* [DATA TO USE]
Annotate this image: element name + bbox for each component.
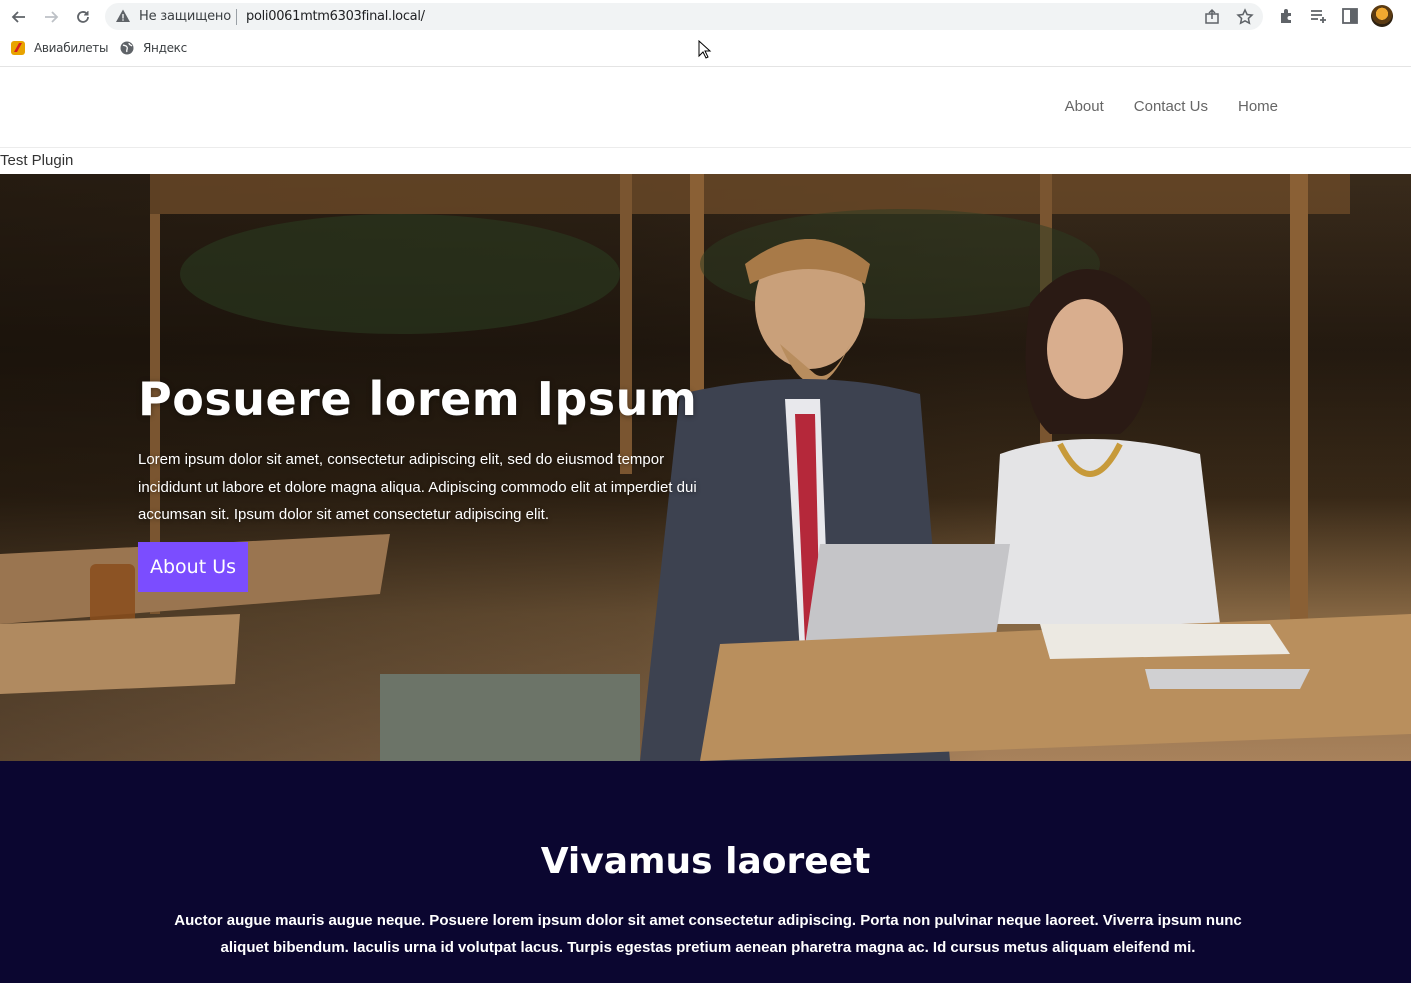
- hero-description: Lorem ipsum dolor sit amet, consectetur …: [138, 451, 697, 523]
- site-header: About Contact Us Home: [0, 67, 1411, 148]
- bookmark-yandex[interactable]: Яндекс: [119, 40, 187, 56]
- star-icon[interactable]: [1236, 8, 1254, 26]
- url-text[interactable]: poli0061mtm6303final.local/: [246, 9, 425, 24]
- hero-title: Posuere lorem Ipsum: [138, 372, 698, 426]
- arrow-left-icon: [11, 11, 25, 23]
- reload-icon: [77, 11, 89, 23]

* [GOAL] Copy out each line of the records above that includes the string "hero".

* [TASK RESULT]
- hero-description: Lorem ipsum dolor sit amet, consectetur …: [138, 451, 697, 523]
- hero-title: Posuere lorem Ipsum: [138, 372, 698, 426]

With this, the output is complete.